[SHORT EXERCISE]
Give the material once more, word for word, without any images.

[Data entries for graphics]
┏━━

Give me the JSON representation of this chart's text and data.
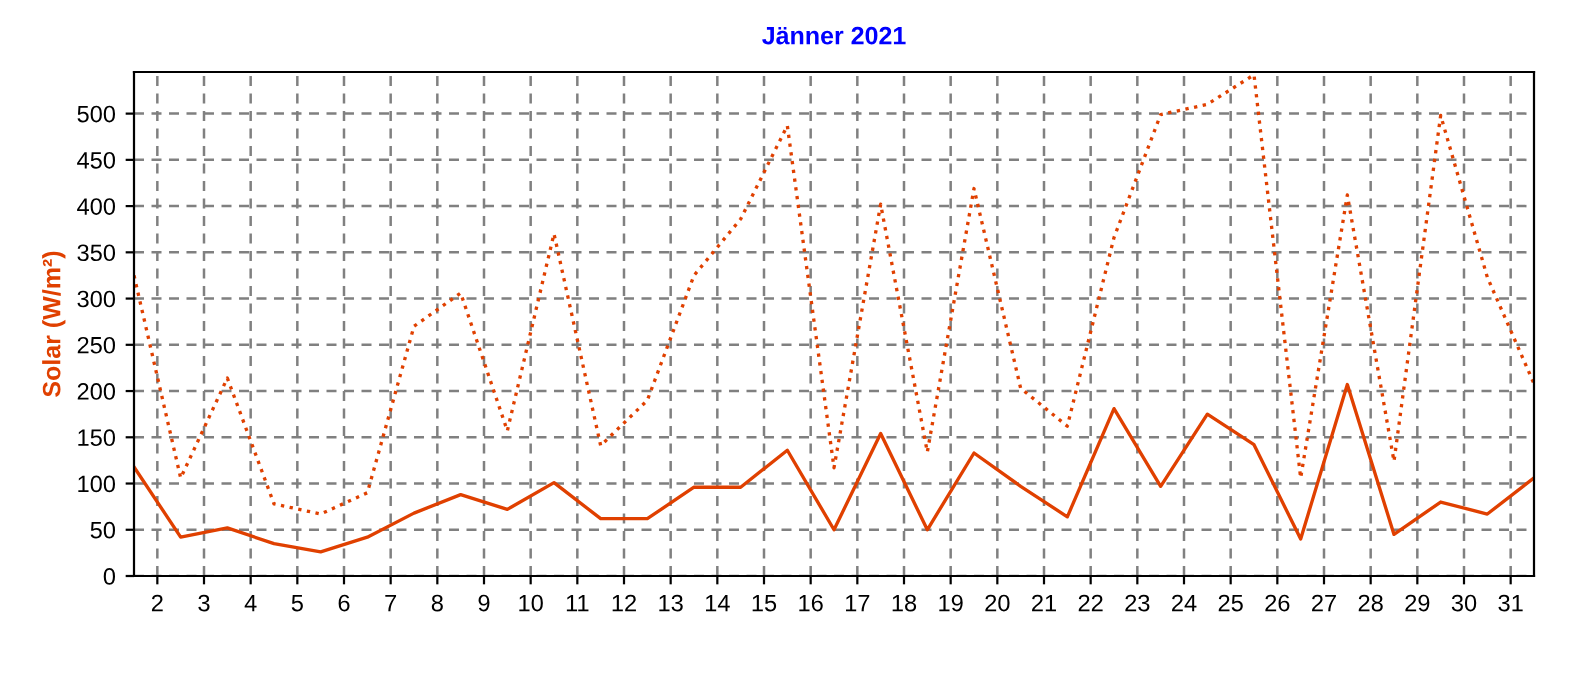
{
  "chart_data": {
    "type": "line",
    "title": "Jänner 2021",
    "ylabel": "Solar (W/m²)",
    "x": [
      1.5,
      2.5,
      3.5,
      4.5,
      5.5,
      6.5,
      7.5,
      8.5,
      9.5,
      10.5,
      11.5,
      12.5,
      13.5,
      14.5,
      15.5,
      16.5,
      17.5,
      18.5,
      19.5,
      20.5,
      21.5,
      22.5,
      23.5,
      24.5,
      25.5,
      26.5,
      27.5,
      28.5,
      29.5,
      30.5,
      31.5
    ],
    "series": [
      {
        "color": "#e04000",
        "line_style": "dotted",
        "values": [
          325,
          106,
          214,
          78,
          67,
          90,
          270,
          306,
          157,
          370,
          141,
          190,
          325,
          386,
          487,
          117,
          402,
          134,
          419,
          203,
          162,
          366,
          499,
          510,
          542,
          106,
          412,
          124,
          498,
          323,
          208
        ]
      },
      {
        "color": "#e04000",
        "line_style": "solid",
        "values": [
          118,
          42,
          52,
          35,
          26,
          42,
          68,
          88,
          72,
          101,
          62,
          62,
          96,
          96,
          136,
          50,
          154,
          50,
          133,
          97,
          64,
          181,
          97,
          175,
          142,
          40,
          207,
          45,
          80,
          67,
          106
        ]
      }
    ],
    "xlim": [
      1.5,
      31.5
    ],
    "xticks": [
      2,
      3,
      4,
      5,
      6,
      7,
      8,
      9,
      10,
      11,
      12,
      13,
      14,
      15,
      16,
      17,
      18,
      19,
      20,
      21,
      22,
      23,
      24,
      25,
      26,
      27,
      28,
      29,
      30,
      31
    ],
    "ylim": [
      0,
      545
    ],
    "yticks": [
      0,
      50,
      100,
      150,
      200,
      250,
      300,
      350,
      400,
      450,
      500
    ],
    "grid": true,
    "legend": false,
    "marker": "none"
  }
}
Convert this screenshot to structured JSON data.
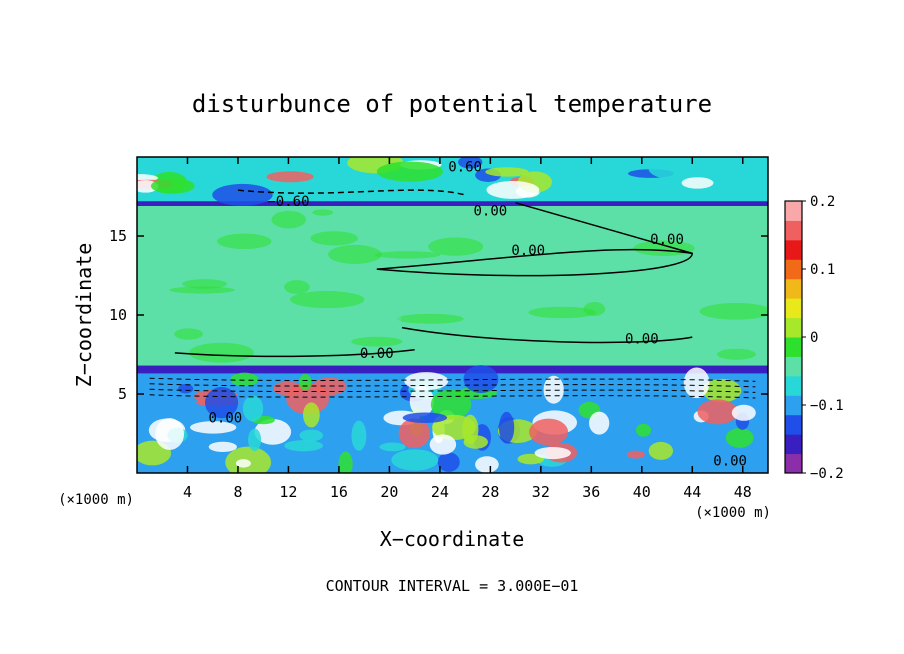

┗━━

[EXERCISE OUTPUT]
Give me the JSON representation of this chart's text and data.
{
  "chart_data": {
    "type": "line",
    "title": "Jänner 2021",
    "ylabel": "Solar (W/m²)",
    "x": [
      1.5,
      2.5,
      3.5,
      4.5,
      5.5,
      6.5,
      7.5,
      8.5,
      9.5,
      10.5,
      11.5,
      12.5,
      13.5,
      14.5,
      15.5,
      16.5,
      17.5,
      18.5,
      19.5,
      20.5,
      21.5,
      22.5,
      23.5,
      24.5,
      25.5,
      26.5,
      27.5,
      28.5,
      29.5,
      30.5,
      31.5
    ],
    "series": [
      {
        "color": "#e04000",
        "line_style": "dotted",
        "values": [
          325,
          106,
          214,
          78,
          67,
          90,
          270,
          306,
          157,
          370,
          141,
          190,
          325,
          386,
          487,
          117,
          402,
          134,
          419,
          203,
          162,
          366,
          499,
          510,
          542,
          106,
          412,
          124,
          498,
          323,
          208
        ]
      },
      {
        "color": "#e04000",
        "line_style": "solid",
        "values": [
          118,
          42,
          52,
          35,
          26,
          42,
          68,
          88,
          72,
          101,
          62,
          62,
          96,
          96,
          136,
          50,
          154,
          50,
          133,
          97,
          64,
          181,
          97,
          175,
          142,
          40,
          207,
          45,
          80,
          67,
          106
        ]
      }
    ],
    "xlim": [
      1.5,
      31.5
    ],
    "xticks": [
      2,
      3,
      4,
      5,
      6,
      7,
      8,
      9,
      10,
      11,
      12,
      13,
      14,
      15,
      16,
      17,
      18,
      19,
      20,
      21,
      22,
      23,
      24,
      25,
      26,
      27,
      28,
      29,
      30,
      31
    ],
    "ylim": [
      0,
      545
    ],
    "yticks": [
      0,
      50,
      100,
      150,
      200,
      250,
      300,
      350,
      400,
      450,
      500
    ],
    "grid": true,
    "legend": false,
    "marker": "none"
  }
}
Convert this screenshot to structured JSON data.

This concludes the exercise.